* _GIVEN EXERCISE_:
What lines of the data hold the string "PROGRAMA"? Pull each one out.

* _SUPPLIED DATA_:

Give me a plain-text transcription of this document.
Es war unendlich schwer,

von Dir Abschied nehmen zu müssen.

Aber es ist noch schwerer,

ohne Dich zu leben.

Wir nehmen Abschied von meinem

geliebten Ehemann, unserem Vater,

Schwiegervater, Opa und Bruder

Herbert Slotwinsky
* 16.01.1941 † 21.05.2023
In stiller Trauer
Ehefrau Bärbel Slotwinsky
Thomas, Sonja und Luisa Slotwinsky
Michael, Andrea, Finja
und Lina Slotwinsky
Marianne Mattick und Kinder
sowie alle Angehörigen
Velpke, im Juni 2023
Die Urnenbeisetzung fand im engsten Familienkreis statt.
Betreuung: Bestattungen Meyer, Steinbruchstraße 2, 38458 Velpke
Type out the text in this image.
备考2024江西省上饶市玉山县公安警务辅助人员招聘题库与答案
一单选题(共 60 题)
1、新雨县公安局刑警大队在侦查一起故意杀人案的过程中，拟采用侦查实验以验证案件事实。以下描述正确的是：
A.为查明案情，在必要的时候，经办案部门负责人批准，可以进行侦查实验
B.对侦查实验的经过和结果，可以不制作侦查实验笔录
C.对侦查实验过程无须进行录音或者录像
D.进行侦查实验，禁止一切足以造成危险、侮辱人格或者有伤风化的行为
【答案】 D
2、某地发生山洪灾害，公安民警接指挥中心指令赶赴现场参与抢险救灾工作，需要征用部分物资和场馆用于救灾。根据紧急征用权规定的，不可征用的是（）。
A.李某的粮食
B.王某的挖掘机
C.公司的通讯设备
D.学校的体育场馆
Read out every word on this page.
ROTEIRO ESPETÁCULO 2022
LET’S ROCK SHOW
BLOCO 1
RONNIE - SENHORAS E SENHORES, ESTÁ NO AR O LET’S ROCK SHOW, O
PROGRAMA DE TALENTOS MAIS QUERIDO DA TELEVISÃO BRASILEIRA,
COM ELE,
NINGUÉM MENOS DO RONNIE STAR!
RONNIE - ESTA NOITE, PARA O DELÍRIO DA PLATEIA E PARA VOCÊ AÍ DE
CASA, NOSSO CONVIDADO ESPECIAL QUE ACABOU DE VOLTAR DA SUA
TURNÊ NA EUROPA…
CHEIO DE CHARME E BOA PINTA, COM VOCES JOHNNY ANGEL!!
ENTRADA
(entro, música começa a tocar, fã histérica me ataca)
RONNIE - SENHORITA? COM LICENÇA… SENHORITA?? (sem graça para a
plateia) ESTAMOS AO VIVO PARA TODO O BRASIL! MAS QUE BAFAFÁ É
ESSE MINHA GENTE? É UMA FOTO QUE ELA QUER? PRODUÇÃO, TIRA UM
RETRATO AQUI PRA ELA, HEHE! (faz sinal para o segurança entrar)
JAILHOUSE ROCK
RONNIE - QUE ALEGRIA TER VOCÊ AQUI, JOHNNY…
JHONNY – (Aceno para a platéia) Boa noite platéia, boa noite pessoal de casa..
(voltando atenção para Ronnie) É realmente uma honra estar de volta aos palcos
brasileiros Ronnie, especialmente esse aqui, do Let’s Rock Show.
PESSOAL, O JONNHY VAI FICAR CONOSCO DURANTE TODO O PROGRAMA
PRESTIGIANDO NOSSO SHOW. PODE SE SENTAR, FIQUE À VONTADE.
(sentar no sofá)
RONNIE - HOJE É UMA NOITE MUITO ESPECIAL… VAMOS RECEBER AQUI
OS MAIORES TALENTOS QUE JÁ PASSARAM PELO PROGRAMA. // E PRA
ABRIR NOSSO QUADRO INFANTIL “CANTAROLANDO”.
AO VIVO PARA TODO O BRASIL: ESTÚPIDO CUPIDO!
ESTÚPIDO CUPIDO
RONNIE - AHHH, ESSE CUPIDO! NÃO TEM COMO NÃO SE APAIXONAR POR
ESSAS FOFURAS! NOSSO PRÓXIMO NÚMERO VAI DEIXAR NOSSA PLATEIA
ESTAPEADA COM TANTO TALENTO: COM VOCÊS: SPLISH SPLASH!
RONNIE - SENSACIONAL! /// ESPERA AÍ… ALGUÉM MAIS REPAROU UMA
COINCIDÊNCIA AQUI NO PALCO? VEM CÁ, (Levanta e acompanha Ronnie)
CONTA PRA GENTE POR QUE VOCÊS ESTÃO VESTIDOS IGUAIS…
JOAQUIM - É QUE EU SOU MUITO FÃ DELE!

* _ANSWER TO THIS EXERCISE_:
PROGRAMA DE TALENTOS MAIS QUERIDO DA TELEVISÃO BRASILEIRA,
PESSOAL, O JONNHY VAI FICAR CONOSCO DURANTE TODO O PROGRAMA
OS MAIORES TALENTOS QUE JÁ PASSARAM PELO PROGRAMA. // E PRA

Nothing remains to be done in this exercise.